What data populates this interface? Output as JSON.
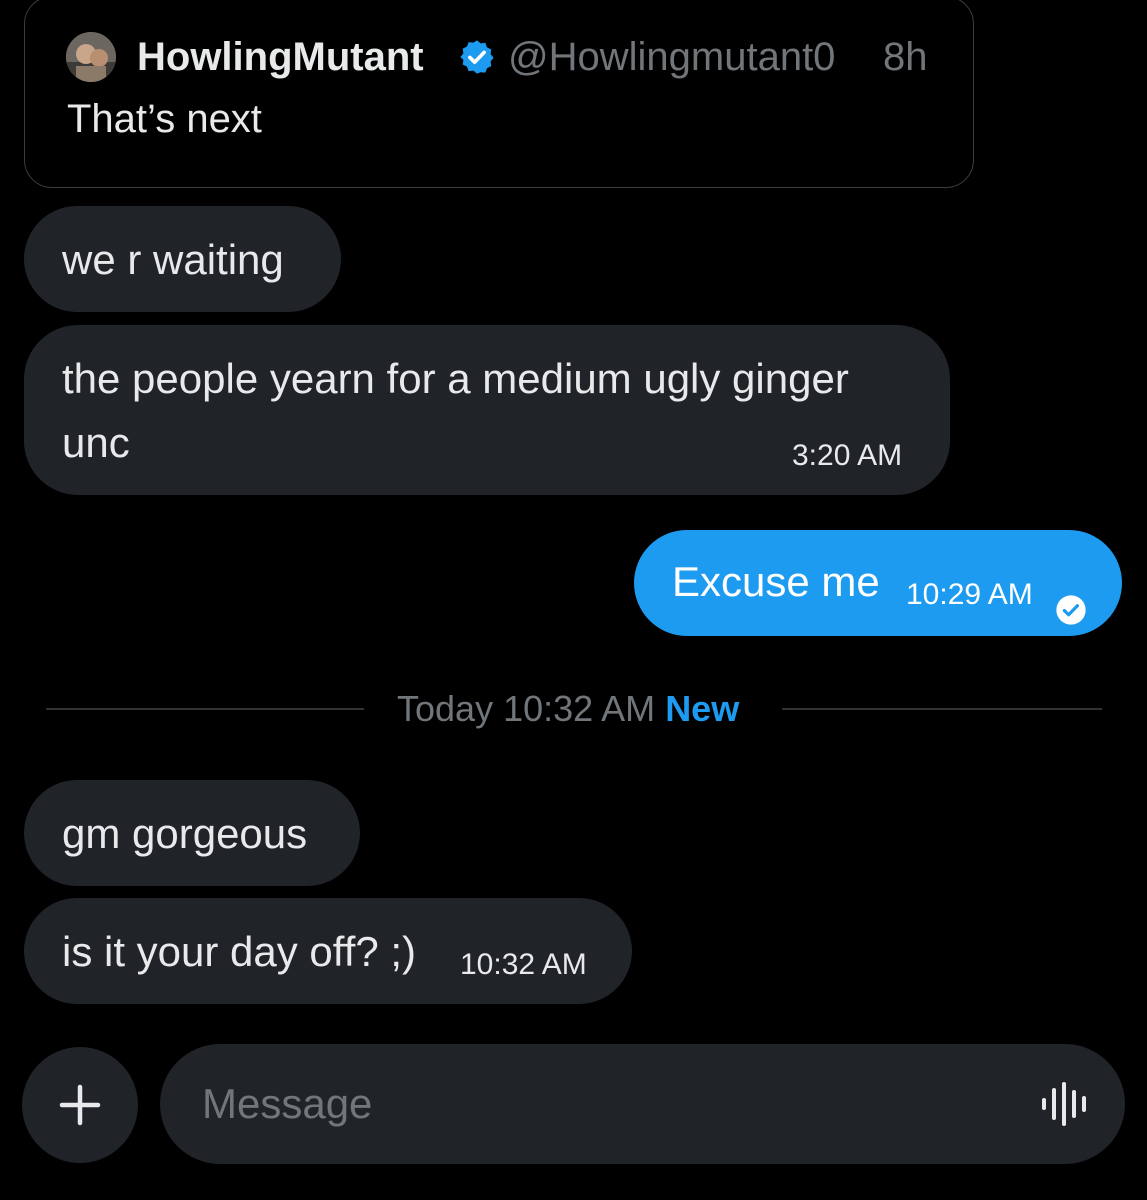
{
  "quoted_post": {
    "display_name": "HowlingMutant",
    "handle": "@Howlingmutant0",
    "age": "8h",
    "text": "That’s next"
  },
  "messages": [
    {
      "direction": "incoming",
      "text": "we r waiting"
    },
    {
      "direction": "incoming",
      "lines": [
        "the people yearn for a medium ugly ginger",
        "unc"
      ],
      "time": "3:20 AM"
    },
    {
      "direction": "outgoing",
      "text": "Excuse me",
      "time": "10:29 AM",
      "status": "read"
    },
    {
      "direction": "incoming",
      "text": "gm gorgeous"
    },
    {
      "direction": "incoming",
      "text": "is it your day off? ;)",
      "time": "10:32 AM"
    }
  ],
  "divider": {
    "label": "Today 10:32 AM",
    "new_label": "New"
  },
  "composer": {
    "placeholder": "Message"
  },
  "icons": {
    "attach": "plus-icon",
    "voice": "voice-waveform-icon",
    "verified": "verified-badge-icon",
    "read": "checkmark-circle-icon"
  },
  "colors": {
    "background": "#000000",
    "bubble_incoming": "#202327",
    "bubble_outgoing": "#1d9bf0",
    "accent": "#1d9bf0",
    "muted_text": "#71767b"
  }
}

(INSTRUCTION)
The records above must be transcribed exactly. Pictures are left out of the copy.

(RESPONSE TO THIS EXERCISE)
What data populates this interface? Output as JSON.
{
  "quoted_post": {
    "display_name": "HowlingMutant",
    "handle": "@Howlingmutant0",
    "age": "8h",
    "text": "That’s next"
  },
  "messages": [
    {
      "direction": "incoming",
      "text": "we r waiting"
    },
    {
      "direction": "incoming",
      "lines": [
        "the people yearn for a medium ugly ginger",
        "unc"
      ],
      "time": "3:20 AM"
    },
    {
      "direction": "outgoing",
      "text": "Excuse me",
      "time": "10:29 AM",
      "status": "read"
    },
    {
      "direction": "incoming",
      "text": "gm gorgeous"
    },
    {
      "direction": "incoming",
      "text": "is it your day off? ;)",
      "time": "10:32 AM"
    }
  ],
  "divider": {
    "label": "Today 10:32 AM",
    "new_label": "New"
  },
  "composer": {
    "placeholder": "Message"
  },
  "icons": {
    "attach": "plus-icon",
    "voice": "voice-waveform-icon",
    "verified": "verified-badge-icon",
    "read": "checkmark-circle-icon"
  },
  "colors": {
    "background": "#000000",
    "bubble_incoming": "#202327",
    "bubble_outgoing": "#1d9bf0",
    "accent": "#1d9bf0",
    "muted_text": "#71767b"
  }
}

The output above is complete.